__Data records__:

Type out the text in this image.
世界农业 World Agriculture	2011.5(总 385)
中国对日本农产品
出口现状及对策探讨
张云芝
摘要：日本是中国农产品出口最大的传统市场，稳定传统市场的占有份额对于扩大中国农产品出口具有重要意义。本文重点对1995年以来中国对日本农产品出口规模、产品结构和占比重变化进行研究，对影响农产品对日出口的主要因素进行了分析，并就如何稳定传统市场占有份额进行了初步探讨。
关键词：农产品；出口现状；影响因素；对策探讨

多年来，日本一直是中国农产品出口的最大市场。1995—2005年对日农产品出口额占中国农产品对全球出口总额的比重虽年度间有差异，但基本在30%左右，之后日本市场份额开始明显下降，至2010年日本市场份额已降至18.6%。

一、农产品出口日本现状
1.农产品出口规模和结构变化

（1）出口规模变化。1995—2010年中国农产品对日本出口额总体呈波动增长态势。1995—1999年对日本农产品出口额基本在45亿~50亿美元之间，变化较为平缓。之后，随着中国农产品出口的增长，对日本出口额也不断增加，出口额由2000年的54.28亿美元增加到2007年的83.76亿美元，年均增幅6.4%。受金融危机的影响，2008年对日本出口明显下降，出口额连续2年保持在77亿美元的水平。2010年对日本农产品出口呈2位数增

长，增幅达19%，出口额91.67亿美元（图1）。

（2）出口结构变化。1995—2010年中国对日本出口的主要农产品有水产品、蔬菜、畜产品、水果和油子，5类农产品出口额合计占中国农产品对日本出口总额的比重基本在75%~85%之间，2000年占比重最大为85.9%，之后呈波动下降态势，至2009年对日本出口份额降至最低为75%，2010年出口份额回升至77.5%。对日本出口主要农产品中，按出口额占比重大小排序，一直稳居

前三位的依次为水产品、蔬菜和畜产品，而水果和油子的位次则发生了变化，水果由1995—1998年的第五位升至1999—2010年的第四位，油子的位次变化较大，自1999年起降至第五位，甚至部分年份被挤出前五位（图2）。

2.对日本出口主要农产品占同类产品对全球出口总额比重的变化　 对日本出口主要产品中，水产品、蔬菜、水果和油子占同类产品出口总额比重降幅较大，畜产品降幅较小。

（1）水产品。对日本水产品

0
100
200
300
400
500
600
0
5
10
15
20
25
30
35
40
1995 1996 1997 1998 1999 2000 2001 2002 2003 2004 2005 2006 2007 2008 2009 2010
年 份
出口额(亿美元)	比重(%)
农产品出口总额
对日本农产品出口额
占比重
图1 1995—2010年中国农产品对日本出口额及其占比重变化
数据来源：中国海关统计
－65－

__Given exercise__: The lines above should be duplicated exactly.

__Finished exercise__:
Type out the text in this image.
世界农业 World Agriculture	2011.5(总 385)
中国对日本农产品
出口现状及对策探讨
张云芝
摘要：日本是中国农产品出口最大的传统市场，稳定传统市场的占有份额对于扩大中国农产品出口具有重要意义。本文重点对1995年以来中国对日本农产品出口规模、产品结构和占比重变化进行研究，对影响农产品对日出口的主要因素进行了分析，并就如何稳定传统市场占有份额进行了初步探讨。
关键词：农产品；出口现状；影响因素；对策探讨

多年来，日本一直是中国农产品出口的最大市场。1995—2005年对日农产品出口额占中国农产品对全球出口总额的比重虽年度间有差异，但基本在30%左右，之后日本市场份额开始明显下降，至2010年日本市场份额已降至18.6%。

一、农产品出口日本现状
1.农产品出口规模和结构变化

（1）出口规模变化。1995—2010年中国农产品对日本出口额总体呈波动增长态势。1995—1999年对日本农产品出口额基本在45亿~50亿美元之间，变化较为平缓。之后，随着中国农产品出口的增长，对日本出口额也不断增加，出口额由2000年的54.28亿美元增加到2007年的83.76亿美元，年均增幅6.4%。受金融危机的影响，2008年对日本出口明显下降，出口额连续2年保持在77亿美元的水平。2010年对日本农产品出口呈2位数增

长，增幅达19%，出口额91.67亿美元（图1）。

（2）出口结构变化。1995—2010年中国对日本出口的主要农产品有水产品、蔬菜、畜产品、水果和油子，5类农产品出口额合计占中国农产品对日本出口总额的比重基本在75%~85%之间，2000年占比重最大为85.9%，之后呈波动下降态势，至2009年对日本出口份额降至最低为75%，2010年出口份额回升至77.5%。对日本出口主要农产品中，按出口额占比重大小排序，一直稳居

前三位的依次为水产品、蔬菜和畜产品，而水果和油子的位次则发生了变化，水果由1995—1998年的第五位升至1999—2010年的第四位，油子的位次变化较大，自1999年起降至第五位，甚至部分年份被挤出前五位（图2）。

2.对日本出口主要农产品占同类产品对全球出口总额比重的变化　 对日本出口主要产品中，水产品、蔬菜、水果和油子占同类产品出口总额比重降幅较大，畜产品降幅较小。

（1）水产品。对日本水产品

0
100
200
300
400
500
600
0
5
10
15
20
25
30
35
40
1995 1996 1997 1998 1999 2000 2001 2002 2003 2004 2005 2006 2007 2008 2009 2010
年 份
出口额(亿美元)	比重(%)
农产品出口总额
对日本农产品出口额
占比重
图1 1995—2010年中国农产品对日本出口额及其占比重变化
数据来源：中国海关统计
－65－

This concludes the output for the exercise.